→ Document segment

----------------

[Date Prev][Date Next][Thread Prev][Thread Next][Date Index][Thread Index]

Re: Charset reviewer appointed



With regards to Harald Alvestrand's summary of the open
issues with respect to the UTF-16 registration, the only
way I see forward, given the nature of the "charset"
definition, is to split this request into two registrations:

UTF-16   big-endian UTF-16
UTF-16BS little-endian (byte-swapped) UTF-16

This would finesse the whole, irritating business of the
position and requirement for the BOM in string-handling
protocols. The emitter of data in one or the other of
the two "charsets" would have to guarantee the byte order
of the data it purports to emit. And the BOM would revert
again to what it is supposed to be: a handy signature which
*may* be included in text for those instances in which an
interpreter *may* be getting data of either polarity in a
mixed platform environment.

I don't like the garden path people have been starting down
of requiring that a BOM *must* be attached to every piece of
little-endian UTF-16 text, no matter what. That is, in my
opinion, trying to turn the BOM into something the functional
equivalent of a escape sequence for identifying a character
set in the context of ISO 2022 -- it just becomes a metacharacter
for identifying the "charset". Why not just bite the bullet
and identify the "charset" unambiguously from the start?

----------------

→ Instructions to follow
Reproduce the post above about the UTF-16 charset registration word for word, in full.

→ Dataset section
----------------

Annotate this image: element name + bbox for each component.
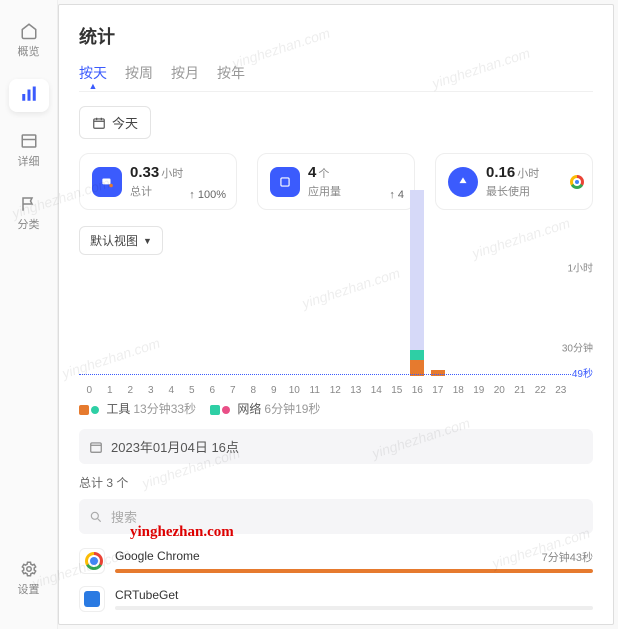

----------------

→ Output of the task
[Date Prev][Date Next][Thread Prev][Thread Next][Date Index][Thread Index]

Re: Charset reviewer appointed



With regards to Harald Alvestrand's summary of the open
issues with respect to the UTF-16 registration, the only
way I see forward, given the nature of the "charset"
definition, is to split this request into two registrations:

UTF-16   big-endian UTF-16
UTF-16BS little-endian (byte-swapped) UTF-16

This would finesse the whole, irritating business of the
position and requirement for the BOM in string-handling
protocols. The emitter of data in one or the other of
the two "charsets" would have to guarantee the byte order
of the data it purports to emit. And the BOM would revert
again to what it is supposed to be: a handy signature which
*may* be included in text for those instances in which an
interpreter *may* be getting data of either polarity in a
mixed platform environment.

I don't like the garden path people have been starting down
of requiring that a BOM *must* be attached to every piece of
little-endian UTF-16 text, no matter what. That is, in my
opinion, trying to turn the BOM into something the functional
equivalent of a escape sequence for identifying a character
set in the context of ISO 2022 -- it just becomes a metacharacter
for identifying the "charset". Why not just bite the bullet
and identify the "charset" unambiguously from the start?